Information provided -

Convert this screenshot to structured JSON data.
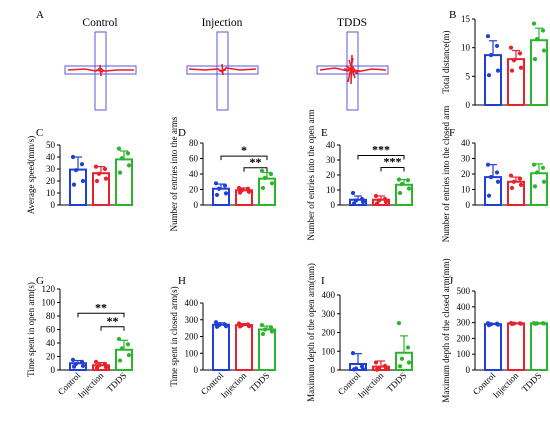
{
  "figure": {
    "panel_letters": [
      "A",
      "B",
      "C",
      "D",
      "E",
      "F",
      "G",
      "H",
      "I",
      "J"
    ],
    "trajectory_titles": [
      "Control",
      "Injection",
      "TDDS"
    ]
  },
  "colors": {
    "control": "#1f3fd6",
    "injection": "#e8212b",
    "tdds": "#2bb52b",
    "track": "#e8212b",
    "maze": "#4a4ad6"
  },
  "chart_data": [
    {
      "panel": "B",
      "type": "bar",
      "categories": [
        "Control",
        "Injection",
        "TDDS"
      ],
      "values": [
        8.7,
        8.0,
        11.3
      ],
      "errors": [
        2.5,
        1.5,
        2.1
      ],
      "points": [
        [
          12.0,
          10.3,
          8.7,
          6.0,
          5.2
        ],
        [
          10.0,
          9.0,
          7.8,
          6.5,
          6.0
        ],
        [
          14.2,
          13.0,
          11.5,
          9.5,
          8.0
        ]
      ],
      "ylabel": "Total distance(m)",
      "ylim": [
        0,
        15
      ],
      "ticks": [
        0,
        5,
        10,
        15
      ],
      "show_xlabels": false,
      "significance": []
    },
    {
      "panel": "C",
      "type": "bar",
      "categories": [
        "Control",
        "Injection",
        "TDDS"
      ],
      "values": [
        29.5,
        26.5,
        38.0
      ],
      "errors": [
        10.5,
        5.5,
        7.0
      ],
      "points": [
        [
          40.0,
          34.0,
          29.0,
          20.0,
          17.0
        ],
        [
          32.0,
          30.0,
          26.0,
          22.0,
          20.0
        ],
        [
          47.0,
          43.0,
          39.0,
          33.0,
          27.0
        ]
      ],
      "ylabel": "Average speed(mm/s)",
      "ylim": [
        0,
        50
      ],
      "ticks": [
        0,
        10,
        20,
        30,
        40,
        50
      ],
      "show_xlabels": false,
      "significance": []
    },
    {
      "panel": "D",
      "type": "bar",
      "categories": [
        "Control",
        "Injection",
        "TDDS"
      ],
      "values": [
        21.0,
        19.0,
        34.0
      ],
      "errors": [
        6.0,
        3.0,
        8.0
      ],
      "points": [
        [
          28.0,
          25.0,
          21.0,
          15.0,
          13.0
        ],
        [
          22.0,
          21.0,
          19.0,
          17.0,
          16.0
        ],
        [
          44.0,
          40.0,
          35.0,
          28.0,
          22.0
        ]
      ],
      "ylabel": "Number of entries into the arms",
      "ylim": [
        0,
        80
      ],
      "ticks": [
        0,
        20,
        40,
        60,
        80
      ],
      "show_xlabels": false,
      "significance": [
        {
          "from": 0,
          "to": 2,
          "label": "*",
          "y": 63
        },
        {
          "from": 1,
          "to": 2,
          "label": "**",
          "y": 48
        }
      ]
    },
    {
      "panel": "E",
      "type": "bar",
      "categories": [
        "Control",
        "Injection",
        "TDDS"
      ],
      "values": [
        3.5,
        3.5,
        13.5
      ],
      "errors": [
        2.5,
        2.5,
        3.5
      ],
      "points": [
        [
          8.0,
          4.0,
          3.0,
          2.0,
          1.0
        ],
        [
          6.0,
          4.0,
          3.0,
          2.0,
          1.0
        ],
        [
          17.0,
          16.5,
          14.0,
          11.0,
          8.0
        ]
      ],
      "ylabel": "Number of entries into the open arm",
      "ylim": [
        0,
        40
      ],
      "ticks": [
        0,
        10,
        20,
        30,
        40
      ],
      "show_xlabels": false,
      "significance": [
        {
          "from": 0,
          "to": 2,
          "label": "***",
          "y": 33
        },
        {
          "from": 1,
          "to": 2,
          "label": "***",
          "y": 25
        }
      ]
    },
    {
      "panel": "F",
      "type": "bar",
      "categories": [
        "Control",
        "Injection",
        "TDDS"
      ],
      "values": [
        18.0,
        15.0,
        20.5
      ],
      "errors": [
        8.0,
        3.0,
        6.0
      ],
      "points": [
        [
          26.0,
          21.0,
          18.0,
          15.0,
          6.0
        ],
        [
          19.0,
          17.0,
          15.0,
          13.0,
          11.0
        ],
        [
          26.0,
          24.0,
          21.0,
          15.0,
          12.0
        ]
      ],
      "ylabel": "Number of entries into the closed arm",
      "ylim": [
        0,
        40
      ],
      "ticks": [
        0,
        10,
        20,
        30,
        40
      ],
      "show_xlabels": false,
      "significance": []
    },
    {
      "panel": "G",
      "type": "bar",
      "categories": [
        "Control",
        "Injection",
        "TDDS"
      ],
      "values": [
        10.0,
        7.0,
        30.0
      ],
      "errors": [
        4.0,
        4.0,
        14.0
      ],
      "points": [
        [
          15.0,
          12.0,
          9.0,
          6.0,
          5.0
        ],
        [
          12.0,
          9.0,
          7.0,
          4.0,
          3.0
        ],
        [
          46.0,
          38.0,
          32.0,
          22.0,
          14.0
        ]
      ],
      "ylabel": "Time spent in open arm(s)",
      "ylim": [
        0,
        120
      ],
      "ticks": [
        0,
        20,
        40,
        60,
        80,
        100,
        120
      ],
      "show_xlabels": true,
      "significance": [
        {
          "from": 0,
          "to": 2,
          "label": "**",
          "y": 84
        },
        {
          "from": 1,
          "to": 2,
          "label": "**",
          "y": 64
        }
      ]
    },
    {
      "panel": "H",
      "type": "bar",
      "categories": [
        "Control",
        "Injection",
        "TDDS"
      ],
      "values": [
        270,
        268,
        242
      ],
      "errors": [
        12,
        9,
        20
      ],
      "points": [
        [
          285,
          272,
          268,
          262,
          258
        ],
        [
          278,
          272,
          268,
          262,
          260
        ],
        [
          268,
          255,
          242,
          230,
          215
        ]
      ],
      "ylabel": "Time spent in closed arm(s)",
      "ylim": [
        0,
        400
      ],
      "ticks": [
        0,
        100,
        200,
        300,
        400
      ],
      "show_xlabels": true,
      "significance": []
    },
    {
      "panel": "I",
      "type": "bar",
      "categories": [
        "Control",
        "Injection",
        "TDDS"
      ],
      "values": [
        32,
        18,
        92
      ],
      "errors": [
        55,
        30,
        90
      ],
      "points": [
        [
          90,
          20,
          8,
          5,
          3
        ],
        [
          40,
          22,
          10,
          5,
          2
        ],
        [
          250,
          120,
          60,
          40,
          20
        ]
      ],
      "ylabel": "Maximum depth of the open arm(mm)",
      "ylim": [
        0,
        400
      ],
      "ticks": [
        0,
        100,
        200,
        300,
        400
      ],
      "show_xlabels": true,
      "significance": []
    },
    {
      "panel": "J",
      "type": "bar",
      "categories": [
        "Control",
        "Injection",
        "TDDS"
      ],
      "values": [
        290,
        295,
        295
      ],
      "errors": [
        5,
        3,
        3
      ],
      "points": [
        [
          296,
          293,
          290,
          287,
          284
        ],
        [
          297,
          295,
          294,
          293,
          292
        ],
        [
          297,
          296,
          295,
          294,
          293
        ]
      ],
      "ylabel": "Maximum depth of the closed arm(mm)",
      "ylim": [
        0,
        500
      ],
      "ticks": [
        0,
        100,
        200,
        300,
        400,
        500
      ],
      "show_xlabels": true,
      "significance": []
    }
  ]
}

Exercise instructions - Leaving out the pictures, repeat the data above exactly.

Written response -
Convert this screenshot to structured JSON data.
{
  "figure": {
    "panel_letters": [
      "A",
      "B",
      "C",
      "D",
      "E",
      "F",
      "G",
      "H",
      "I",
      "J"
    ],
    "trajectory_titles": [
      "Control",
      "Injection",
      "TDDS"
    ]
  },
  "colors": {
    "control": "#1f3fd6",
    "injection": "#e8212b",
    "tdds": "#2bb52b",
    "track": "#e8212b",
    "maze": "#4a4ad6"
  },
  "chart_data": [
    {
      "panel": "B",
      "type": "bar",
      "categories": [
        "Control",
        "Injection",
        "TDDS"
      ],
      "values": [
        8.7,
        8.0,
        11.3
      ],
      "errors": [
        2.5,
        1.5,
        2.1
      ],
      "points": [
        [
          12.0,
          10.3,
          8.7,
          6.0,
          5.2
        ],
        [
          10.0,
          9.0,
          7.8,
          6.5,
          6.0
        ],
        [
          14.2,
          13.0,
          11.5,
          9.5,
          8.0
        ]
      ],
      "ylabel": "Total distance(m)",
      "ylim": [
        0,
        15
      ],
      "ticks": [
        0,
        5,
        10,
        15
      ],
      "show_xlabels": false,
      "significance": []
    },
    {
      "panel": "C",
      "type": "bar",
      "categories": [
        "Control",
        "Injection",
        "TDDS"
      ],
      "values": [
        29.5,
        26.5,
        38.0
      ],
      "errors": [
        10.5,
        5.5,
        7.0
      ],
      "points": [
        [
          40.0,
          34.0,
          29.0,
          20.0,
          17.0
        ],
        [
          32.0,
          30.0,
          26.0,
          22.0,
          20.0
        ],
        [
          47.0,
          43.0,
          39.0,
          33.0,
          27.0
        ]
      ],
      "ylabel": "Average speed(mm/s)",
      "ylim": [
        0,
        50
      ],
      "ticks": [
        0,
        10,
        20,
        30,
        40,
        50
      ],
      "show_xlabels": false,
      "significance": []
    },
    {
      "panel": "D",
      "type": "bar",
      "categories": [
        "Control",
        "Injection",
        "TDDS"
      ],
      "values": [
        21.0,
        19.0,
        34.0
      ],
      "errors": [
        6.0,
        3.0,
        8.0
      ],
      "points": [
        [
          28.0,
          25.0,
          21.0,
          15.0,
          13.0
        ],
        [
          22.0,
          21.0,
          19.0,
          17.0,
          16.0
        ],
        [
          44.0,
          40.0,
          35.0,
          28.0,
          22.0
        ]
      ],
      "ylabel": "Number of entries into the arms",
      "ylim": [
        0,
        80
      ],
      "ticks": [
        0,
        20,
        40,
        60,
        80
      ],
      "show_xlabels": false,
      "significance": [
        {
          "from": 0,
          "to": 2,
          "label": "*",
          "y": 63
        },
        {
          "from": 1,
          "to": 2,
          "label": "**",
          "y": 48
        }
      ]
    },
    {
      "panel": "E",
      "type": "bar",
      "categories": [
        "Control",
        "Injection",
        "TDDS"
      ],
      "values": [
        3.5,
        3.5,
        13.5
      ],
      "errors": [
        2.5,
        2.5,
        3.5
      ],
      "points": [
        [
          8.0,
          4.0,
          3.0,
          2.0,
          1.0
        ],
        [
          6.0,
          4.0,
          3.0,
          2.0,
          1.0
        ],
        [
          17.0,
          16.5,
          14.0,
          11.0,
          8.0
        ]
      ],
      "ylabel": "Number of entries into the open arm",
      "ylim": [
        0,
        40
      ],
      "ticks": [
        0,
        10,
        20,
        30,
        40
      ],
      "show_xlabels": false,
      "significance": [
        {
          "from": 0,
          "to": 2,
          "label": "***",
          "y": 33
        },
        {
          "from": 1,
          "to": 2,
          "label": "***",
          "y": 25
        }
      ]
    },
    {
      "panel": "F",
      "type": "bar",
      "categories": [
        "Control",
        "Injection",
        "TDDS"
      ],
      "values": [
        18.0,
        15.0,
        20.5
      ],
      "errors": [
        8.0,
        3.0,
        6.0
      ],
      "points": [
        [
          26.0,
          21.0,
          18.0,
          15.0,
          6.0
        ],
        [
          19.0,
          17.0,
          15.0,
          13.0,
          11.0
        ],
        [
          26.0,
          24.0,
          21.0,
          15.0,
          12.0
        ]
      ],
      "ylabel": "Number of entries into the closed arm",
      "ylim": [
        0,
        40
      ],
      "ticks": [
        0,
        10,
        20,
        30,
        40
      ],
      "show_xlabels": false,
      "significance": []
    },
    {
      "panel": "G",
      "type": "bar",
      "categories": [
        "Control",
        "Injection",
        "TDDS"
      ],
      "values": [
        10.0,
        7.0,
        30.0
      ],
      "errors": [
        4.0,
        4.0,
        14.0
      ],
      "points": [
        [
          15.0,
          12.0,
          9.0,
          6.0,
          5.0
        ],
        [
          12.0,
          9.0,
          7.0,
          4.0,
          3.0
        ],
        [
          46.0,
          38.0,
          32.0,
          22.0,
          14.0
        ]
      ],
      "ylabel": "Time spent in open arm(s)",
      "ylim": [
        0,
        120
      ],
      "ticks": [
        0,
        20,
        40,
        60,
        80,
        100,
        120
      ],
      "show_xlabels": true,
      "significance": [
        {
          "from": 0,
          "to": 2,
          "label": "**",
          "y": 84
        },
        {
          "from": 1,
          "to": 2,
          "label": "**",
          "y": 64
        }
      ]
    },
    {
      "panel": "H",
      "type": "bar",
      "categories": [
        "Control",
        "Injection",
        "TDDS"
      ],
      "values": [
        270,
        268,
        242
      ],
      "errors": [
        12,
        9,
        20
      ],
      "points": [
        [
          285,
          272,
          268,
          262,
          258
        ],
        [
          278,
          272,
          268,
          262,
          260
        ],
        [
          268,
          255,
          242,
          230,
          215
        ]
      ],
      "ylabel": "Time spent in closed arm(s)",
      "ylim": [
        0,
        400
      ],
      "ticks": [
        0,
        100,
        200,
        300,
        400
      ],
      "show_xlabels": true,
      "significance": []
    },
    {
      "panel": "I",
      "type": "bar",
      "categories": [
        "Control",
        "Injection",
        "TDDS"
      ],
      "values": [
        32,
        18,
        92
      ],
      "errors": [
        55,
        30,
        90
      ],
      "points": [
        [
          90,
          20,
          8,
          5,
          3
        ],
        [
          40,
          22,
          10,
          5,
          2
        ],
        [
          250,
          120,
          60,
          40,
          20
        ]
      ],
      "ylabel": "Maximum depth of the open arm(mm)",
      "ylim": [
        0,
        400
      ],
      "ticks": [
        0,
        100,
        200,
        300,
        400
      ],
      "show_xlabels": true,
      "significance": []
    },
    {
      "panel": "J",
      "type": "bar",
      "categories": [
        "Control",
        "Injection",
        "TDDS"
      ],
      "values": [
        290,
        295,
        295
      ],
      "errors": [
        5,
        3,
        3
      ],
      "points": [
        [
          296,
          293,
          290,
          287,
          284
        ],
        [
          297,
          295,
          294,
          293,
          292
        ],
        [
          297,
          296,
          295,
          294,
          293
        ]
      ],
      "ylabel": "Maximum depth of the closed arm(mm)",
      "ylim": [
        0,
        500
      ],
      "ticks": [
        0,
        100,
        200,
        300,
        400,
        500
      ],
      "show_xlabels": true,
      "significance": []
    }
  ]
}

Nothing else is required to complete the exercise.